• Aim of the task: Find each line with the word "AMSEAS" and copy it.

(Records)
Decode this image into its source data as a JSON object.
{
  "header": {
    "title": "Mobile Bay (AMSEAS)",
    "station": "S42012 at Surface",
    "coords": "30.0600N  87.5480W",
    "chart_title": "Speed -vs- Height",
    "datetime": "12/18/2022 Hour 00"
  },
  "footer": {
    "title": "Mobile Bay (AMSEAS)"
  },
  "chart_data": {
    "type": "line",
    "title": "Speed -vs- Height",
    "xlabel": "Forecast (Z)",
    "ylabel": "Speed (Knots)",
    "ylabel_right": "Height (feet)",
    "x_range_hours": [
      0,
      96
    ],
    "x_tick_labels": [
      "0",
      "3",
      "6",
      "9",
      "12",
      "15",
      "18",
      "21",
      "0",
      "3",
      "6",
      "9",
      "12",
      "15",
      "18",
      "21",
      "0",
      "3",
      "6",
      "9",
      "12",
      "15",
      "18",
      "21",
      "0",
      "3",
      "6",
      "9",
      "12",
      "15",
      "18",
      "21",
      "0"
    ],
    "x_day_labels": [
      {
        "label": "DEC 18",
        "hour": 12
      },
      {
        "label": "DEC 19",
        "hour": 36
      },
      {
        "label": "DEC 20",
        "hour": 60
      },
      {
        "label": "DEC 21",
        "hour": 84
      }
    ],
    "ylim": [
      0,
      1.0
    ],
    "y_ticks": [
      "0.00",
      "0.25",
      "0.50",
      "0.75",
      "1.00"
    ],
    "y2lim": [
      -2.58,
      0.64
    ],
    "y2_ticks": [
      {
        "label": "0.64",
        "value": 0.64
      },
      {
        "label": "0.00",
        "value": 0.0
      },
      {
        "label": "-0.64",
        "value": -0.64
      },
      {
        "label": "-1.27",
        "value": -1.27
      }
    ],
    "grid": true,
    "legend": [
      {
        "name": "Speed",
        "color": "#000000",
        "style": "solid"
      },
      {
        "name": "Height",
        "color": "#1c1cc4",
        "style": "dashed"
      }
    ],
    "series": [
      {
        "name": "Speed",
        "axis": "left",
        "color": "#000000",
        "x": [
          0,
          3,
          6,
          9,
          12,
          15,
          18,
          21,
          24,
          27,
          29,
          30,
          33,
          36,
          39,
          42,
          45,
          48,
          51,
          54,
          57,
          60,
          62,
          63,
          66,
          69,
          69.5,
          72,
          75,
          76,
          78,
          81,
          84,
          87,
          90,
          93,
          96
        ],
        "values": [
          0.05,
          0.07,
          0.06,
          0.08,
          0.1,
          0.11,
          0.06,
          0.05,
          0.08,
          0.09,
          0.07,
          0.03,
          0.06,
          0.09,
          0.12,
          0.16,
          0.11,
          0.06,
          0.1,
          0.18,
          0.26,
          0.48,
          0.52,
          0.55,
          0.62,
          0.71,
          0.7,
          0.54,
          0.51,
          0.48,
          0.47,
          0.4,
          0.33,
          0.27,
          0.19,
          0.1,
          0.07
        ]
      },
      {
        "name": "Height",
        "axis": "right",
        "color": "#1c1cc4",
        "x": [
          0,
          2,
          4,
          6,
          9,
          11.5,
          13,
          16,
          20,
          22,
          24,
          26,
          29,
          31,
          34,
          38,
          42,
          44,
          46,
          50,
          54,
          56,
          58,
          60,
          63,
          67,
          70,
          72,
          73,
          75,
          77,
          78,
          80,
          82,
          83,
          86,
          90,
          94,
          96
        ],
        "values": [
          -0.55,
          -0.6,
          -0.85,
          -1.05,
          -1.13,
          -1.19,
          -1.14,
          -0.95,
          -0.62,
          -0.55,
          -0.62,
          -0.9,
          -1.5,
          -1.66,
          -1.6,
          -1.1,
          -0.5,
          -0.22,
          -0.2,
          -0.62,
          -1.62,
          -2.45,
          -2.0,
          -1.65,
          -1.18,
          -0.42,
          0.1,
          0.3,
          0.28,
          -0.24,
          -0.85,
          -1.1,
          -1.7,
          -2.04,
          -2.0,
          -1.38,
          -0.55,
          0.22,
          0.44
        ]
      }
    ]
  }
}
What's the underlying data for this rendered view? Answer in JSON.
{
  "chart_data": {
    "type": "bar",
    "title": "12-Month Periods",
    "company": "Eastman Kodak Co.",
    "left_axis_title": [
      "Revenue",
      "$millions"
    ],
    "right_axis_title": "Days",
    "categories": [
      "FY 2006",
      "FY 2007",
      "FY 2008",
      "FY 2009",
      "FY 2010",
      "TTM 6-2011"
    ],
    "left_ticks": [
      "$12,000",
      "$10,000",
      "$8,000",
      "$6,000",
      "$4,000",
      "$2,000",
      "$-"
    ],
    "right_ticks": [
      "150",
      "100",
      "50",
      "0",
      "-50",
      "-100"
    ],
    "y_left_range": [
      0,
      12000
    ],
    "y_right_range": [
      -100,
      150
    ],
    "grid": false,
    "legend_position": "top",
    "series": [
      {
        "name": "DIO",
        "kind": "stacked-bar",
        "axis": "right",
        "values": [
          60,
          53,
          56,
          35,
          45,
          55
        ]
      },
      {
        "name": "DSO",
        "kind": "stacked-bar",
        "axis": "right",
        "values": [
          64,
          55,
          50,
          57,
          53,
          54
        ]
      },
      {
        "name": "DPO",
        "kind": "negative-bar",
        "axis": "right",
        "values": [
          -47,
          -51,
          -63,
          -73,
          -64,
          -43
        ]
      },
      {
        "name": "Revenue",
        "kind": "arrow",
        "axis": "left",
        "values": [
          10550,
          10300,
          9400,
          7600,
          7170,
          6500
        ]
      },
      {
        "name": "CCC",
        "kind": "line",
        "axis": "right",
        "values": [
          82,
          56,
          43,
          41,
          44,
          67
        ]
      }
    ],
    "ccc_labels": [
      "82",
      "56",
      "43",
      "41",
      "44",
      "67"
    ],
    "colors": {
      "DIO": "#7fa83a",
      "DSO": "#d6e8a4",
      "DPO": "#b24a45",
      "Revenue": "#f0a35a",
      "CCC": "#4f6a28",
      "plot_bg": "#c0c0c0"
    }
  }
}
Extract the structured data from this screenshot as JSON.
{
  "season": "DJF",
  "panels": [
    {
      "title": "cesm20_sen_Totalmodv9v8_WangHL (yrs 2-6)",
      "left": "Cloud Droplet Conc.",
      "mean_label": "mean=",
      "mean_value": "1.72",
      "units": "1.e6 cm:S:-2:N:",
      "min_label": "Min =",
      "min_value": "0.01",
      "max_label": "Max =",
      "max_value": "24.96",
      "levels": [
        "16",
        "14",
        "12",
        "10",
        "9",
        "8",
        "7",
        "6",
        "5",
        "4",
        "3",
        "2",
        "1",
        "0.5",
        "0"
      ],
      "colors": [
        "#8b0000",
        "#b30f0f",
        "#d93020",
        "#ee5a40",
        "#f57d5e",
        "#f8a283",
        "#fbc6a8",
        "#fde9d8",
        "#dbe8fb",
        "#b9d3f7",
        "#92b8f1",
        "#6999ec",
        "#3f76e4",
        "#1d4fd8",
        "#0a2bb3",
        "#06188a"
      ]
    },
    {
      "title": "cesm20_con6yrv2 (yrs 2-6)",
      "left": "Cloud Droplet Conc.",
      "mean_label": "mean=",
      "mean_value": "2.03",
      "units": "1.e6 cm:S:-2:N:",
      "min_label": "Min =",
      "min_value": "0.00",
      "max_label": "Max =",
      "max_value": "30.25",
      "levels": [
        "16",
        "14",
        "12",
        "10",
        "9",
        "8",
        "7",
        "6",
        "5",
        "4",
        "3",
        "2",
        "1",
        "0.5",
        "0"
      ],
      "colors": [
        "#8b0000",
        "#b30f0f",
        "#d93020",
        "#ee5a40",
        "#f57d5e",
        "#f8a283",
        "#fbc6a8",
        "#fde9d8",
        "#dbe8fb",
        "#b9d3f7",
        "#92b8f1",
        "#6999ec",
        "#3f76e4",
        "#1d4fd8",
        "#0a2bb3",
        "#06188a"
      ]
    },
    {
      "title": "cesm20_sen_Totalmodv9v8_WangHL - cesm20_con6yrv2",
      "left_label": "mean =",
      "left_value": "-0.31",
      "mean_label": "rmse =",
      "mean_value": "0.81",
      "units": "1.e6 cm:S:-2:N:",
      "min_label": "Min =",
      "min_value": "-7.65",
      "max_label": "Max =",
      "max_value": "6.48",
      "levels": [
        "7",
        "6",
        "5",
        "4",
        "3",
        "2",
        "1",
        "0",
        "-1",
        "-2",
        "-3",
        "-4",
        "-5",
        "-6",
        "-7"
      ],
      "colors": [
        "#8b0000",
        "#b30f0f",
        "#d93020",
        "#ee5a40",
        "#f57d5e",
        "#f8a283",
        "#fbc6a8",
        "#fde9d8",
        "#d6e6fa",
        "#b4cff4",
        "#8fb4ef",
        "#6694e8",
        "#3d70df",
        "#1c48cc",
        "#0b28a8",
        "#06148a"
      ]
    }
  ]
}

• Answer for this exercise:
    "title": "Mobile Bay (AMSEAS)",
    "title": "Mobile Bay (AMSEAS)"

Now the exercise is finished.